• **DATASET**
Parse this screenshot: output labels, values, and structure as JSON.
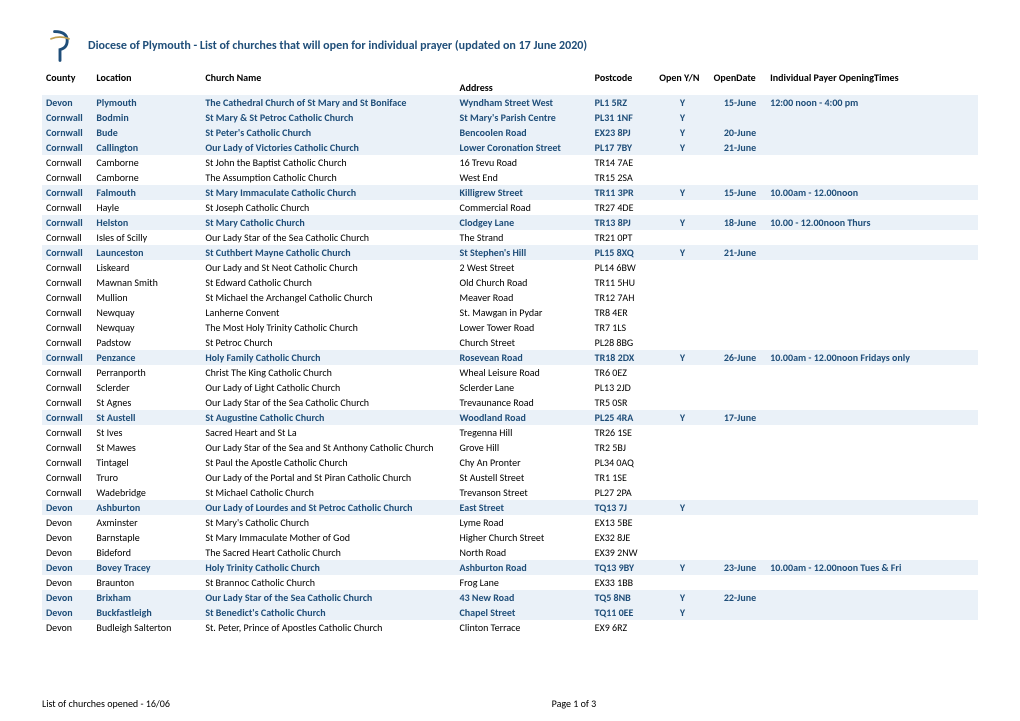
{
  "title": "Diocese of Plymouth - List of churches that will open for individual prayer (updated on 17 June 2020)",
  "logo_color_primary": "#1f4e79",
  "logo_color_accent": "#c0a050",
  "columns": {
    "county": "County",
    "location": "Location",
    "church": "Church Name",
    "address": "Address",
    "postcode": "Postcode",
    "open": "Open Y/N",
    "opendate": "OpenDate",
    "times": "Individual Payer OpeningTimes"
  },
  "rows": [
    {
      "hl": true,
      "county": "Devon",
      "location": "Plymouth",
      "church": "The Cathedral Church of St Mary and St Boniface",
      "address": "Wyndham Street West",
      "postcode": "PL1 5RZ",
      "open": "Y",
      "date": "15-June",
      "times": "12:00 noon - 4:00 pm"
    },
    {
      "hl": true,
      "county": "Cornwall",
      "location": "Bodmin",
      "church": "St Mary & St Petroc Catholic Church",
      "address": "St Mary's Parish Centre",
      "postcode": "PL31 1NF",
      "open": "Y",
      "date": "",
      "times": ""
    },
    {
      "hl": true,
      "county": "Cornwall",
      "location": "Bude",
      "church": "St Peter's Catholic Church",
      "address": "Bencoolen Road",
      "postcode": "EX23 8PJ",
      "open": "Y",
      "date": "20-June",
      "times": ""
    },
    {
      "hl": true,
      "county": "Cornwall",
      "location": "Callington",
      "church": "Our Lady of Victories Catholic Church",
      "address": "Lower Coronation Street",
      "postcode": "PL17 7BY",
      "open": "Y",
      "date": "21-June",
      "times": ""
    },
    {
      "hl": false,
      "county": "Cornwall",
      "location": "Camborne",
      "church": "St John the Baptist Catholic Church",
      "address": "16 Trevu Road",
      "postcode": "TR14 7AE",
      "open": "",
      "date": "",
      "times": ""
    },
    {
      "hl": false,
      "county": "Cornwall",
      "location": "Camborne",
      "church": "The Assumption Catholic Church",
      "address": "West End",
      "postcode": "TR15 2SA",
      "open": "",
      "date": "",
      "times": ""
    },
    {
      "hl": true,
      "county": "Cornwall",
      "location": "Falmouth",
      "church": "St Mary Immaculate Catholic Church",
      "address": "Killigrew Street",
      "postcode": "TR11 3PR",
      "open": "Y",
      "date": "15-June",
      "times": "10.00am - 12.00noon"
    },
    {
      "hl": false,
      "county": "Cornwall",
      "location": "Hayle",
      "church": "St Joseph Catholic Church",
      "address": "Commercial Road",
      "postcode": "TR27 4DE",
      "open": "",
      "date": "",
      "times": ""
    },
    {
      "hl": true,
      "county": "Cornwall",
      "location": "Helston",
      "church": "St Mary Catholic Church",
      "address": "Clodgey Lane",
      "postcode": "TR13 8PJ",
      "open": "Y",
      "date": "18-June",
      "times": "10.00 - 12.00noon Thurs"
    },
    {
      "hl": false,
      "county": "Cornwall",
      "location": "Isles of Scilly",
      "church": "Our Lady Star of the Sea Catholic Church",
      "address": "The Strand",
      "postcode": "TR21 0PT",
      "open": "",
      "date": "",
      "times": ""
    },
    {
      "hl": true,
      "county": "Cornwall",
      "location": "Launceston",
      "church": "St Cuthbert Mayne Catholic Church",
      "address": "St Stephen's Hill",
      "postcode": "PL15 8XQ",
      "open": "Y",
      "date": "21-June",
      "times": ""
    },
    {
      "hl": false,
      "county": "Cornwall",
      "location": "Liskeard",
      "church": "Our Lady and St Neot Catholic Church",
      "address": "2 West Street",
      "postcode": "PL14 6BW",
      "open": "",
      "date": "",
      "times": ""
    },
    {
      "hl": false,
      "county": "Cornwall",
      "location": "Mawnan Smith",
      "church": "St Edward Catholic Church",
      "address": "Old Church Road",
      "postcode": "TR11 5HU",
      "open": "",
      "date": "",
      "times": ""
    },
    {
      "hl": false,
      "county": "Cornwall",
      "location": "Mullion",
      "church": "St Michael the Archangel Catholic Church",
      "address": "Meaver Road",
      "postcode": "TR12 7AH",
      "open": "",
      "date": "",
      "times": ""
    },
    {
      "hl": false,
      "county": "Cornwall",
      "location": "Newquay",
      "church": "Lanherne Convent",
      "address": "St. Mawgan in Pydar",
      "postcode": "TR8 4ER",
      "open": "",
      "date": "",
      "times": ""
    },
    {
      "hl": false,
      "county": "Cornwall",
      "location": "Newquay",
      "church": "The Most Holy Trinity Catholic Church",
      "address": "Lower Tower Road",
      "postcode": "TR7 1LS",
      "open": "",
      "date": "",
      "times": ""
    },
    {
      "hl": false,
      "county": "Cornwall",
      "location": "Padstow",
      "church": "St Petroc Church",
      "address": "Church Street",
      "postcode": "PL28 8BG",
      "open": "",
      "date": "",
      "times": ""
    },
    {
      "hl": true,
      "county": "Cornwall",
      "location": "Penzance",
      "church": "Holy Family Catholic Church",
      "address": "Rosevean Road",
      "postcode": "TR18 2DX",
      "open": "Y",
      "date": "26-June",
      "times": "10.00am - 12.00noon Fridays only"
    },
    {
      "hl": false,
      "county": "Cornwall",
      "location": "Perranporth",
      "church": "Christ The King Catholic Church",
      "address": "Wheal Leisure Road",
      "postcode": "TR6 0EZ",
      "open": "",
      "date": "",
      "times": ""
    },
    {
      "hl": false,
      "county": "Cornwall",
      "location": "Sclerder",
      "church": "Our Lady of Light Catholic Church",
      "address": "Sclerder Lane",
      "postcode": "PL13 2JD",
      "open": "",
      "date": "",
      "times": ""
    },
    {
      "hl": false,
      "county": "Cornwall",
      "location": "St Agnes",
      "church": "Our Lady Star of the Sea Catholic Church",
      "address": "Trevaunance Road",
      "postcode": "TR5 0SR",
      "open": "",
      "date": "",
      "times": ""
    },
    {
      "hl": true,
      "county": "Cornwall",
      "location": "St Austell",
      "church": "St Augustine Catholic Church",
      "address": "Woodland Road",
      "postcode": "PL25 4RA",
      "open": "Y",
      "date": "17-June",
      "times": ""
    },
    {
      "hl": false,
      "county": "Cornwall",
      "location": "St Ives",
      "church": "Sacred Heart and St La",
      "address": "Tregenna Hill",
      "postcode": "TR26 1SE",
      "open": "",
      "date": "",
      "times": ""
    },
    {
      "hl": false,
      "county": "Cornwall",
      "location": "St Mawes",
      "church": "Our Lady Star of the Sea and St Anthony Catholic Church",
      "address": "Grove Hill",
      "postcode": "TR2 5BJ",
      "open": "",
      "date": "",
      "times": ""
    },
    {
      "hl": false,
      "county": "Cornwall",
      "location": "Tintagel",
      "church": "St Paul the Apostle Catholic Church",
      "address": "Chy An Pronter",
      "postcode": "PL34 0AQ",
      "open": "",
      "date": "",
      "times": ""
    },
    {
      "hl": false,
      "county": "Cornwall",
      "location": "Truro",
      "church": "Our Lady of the Portal and St Piran Catholic Church",
      "address": "St Austell Street",
      "postcode": "TR1 1SE",
      "open": "",
      "date": "",
      "times": ""
    },
    {
      "hl": false,
      "county": "Cornwall",
      "location": "Wadebridge",
      "church": "St Michael Catholic Church",
      "address": "Trevanson Street",
      "postcode": "PL27 2PA",
      "open": "",
      "date": "",
      "times": ""
    },
    {
      "hl": true,
      "county": "Devon",
      "location": "Ashburton",
      "church": "Our Lady of Lourdes and St Petroc Catholic Church",
      "address": "East Street",
      "postcode": "TQ13 7J",
      "open": "Y",
      "date": "",
      "times": ""
    },
    {
      "hl": false,
      "county": "Devon",
      "location": "Axminster",
      "church": "St Mary's Catholic Church",
      "address": "Lyme Road",
      "postcode": "EX13 5BE",
      "open": "",
      "date": "",
      "times": ""
    },
    {
      "hl": false,
      "county": "Devon",
      "location": "Barnstaple",
      "church": "St Mary Immaculate Mother of God",
      "address": "Higher Church Street",
      "postcode": "EX32 8JE",
      "open": "",
      "date": "",
      "times": ""
    },
    {
      "hl": false,
      "county": "Devon",
      "location": "Bideford",
      "church": "The Sacred Heart Catholic Church",
      "address": "North Road",
      "postcode": "EX39 2NW",
      "open": "",
      "date": "",
      "times": ""
    },
    {
      "hl": true,
      "county": "Devon",
      "location": "Bovey Tracey",
      "church": "Holy Trinity Catholic Church",
      "address": "Ashburton Road",
      "postcode": "TQ13 9BY",
      "open": "Y",
      "date": "23-June",
      "times": "10.00am - 12.00noon Tues & Fri"
    },
    {
      "hl": false,
      "county": "Devon",
      "location": "Braunton",
      "church": "St Brannoc Catholic Church",
      "address": "Frog Lane",
      "postcode": "EX33 1BB",
      "open": "",
      "date": "",
      "times": ""
    },
    {
      "hl": true,
      "county": "Devon",
      "location": "Brixham",
      "church": "Our Lady Star of the Sea Catholic Church",
      "address": "43 New Road",
      "postcode": "TQ5 8NB",
      "open": "Y",
      "date": "22-June",
      "times": ""
    },
    {
      "hl": true,
      "county": "Devon",
      "location": "Buckfastleigh",
      "church": "St Benedict's Catholic Church",
      "address": "Chapel Street",
      "postcode": "TQ11 0EE",
      "open": "Y",
      "date": "",
      "times": ""
    },
    {
      "hl": false,
      "county": "Devon",
      "location": "Budleigh Salterton",
      "church": "St. Peter, Prince of Apostles Catholic Church",
      "address": "Clinton Terrace",
      "postcode": "EX9 6RZ",
      "open": "",
      "date": "",
      "times": ""
    }
  ],
  "footer_left": "List of churches opened - 16/06",
  "footer_center": "Page 1 of 3"
}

• **GOAL OF THE EXERCISE**
For the listing above, identify each line bearing "Austell".

• **COMPLETE RESPONSE**
      "location": "St Austell",
      "address": "St Austell Street",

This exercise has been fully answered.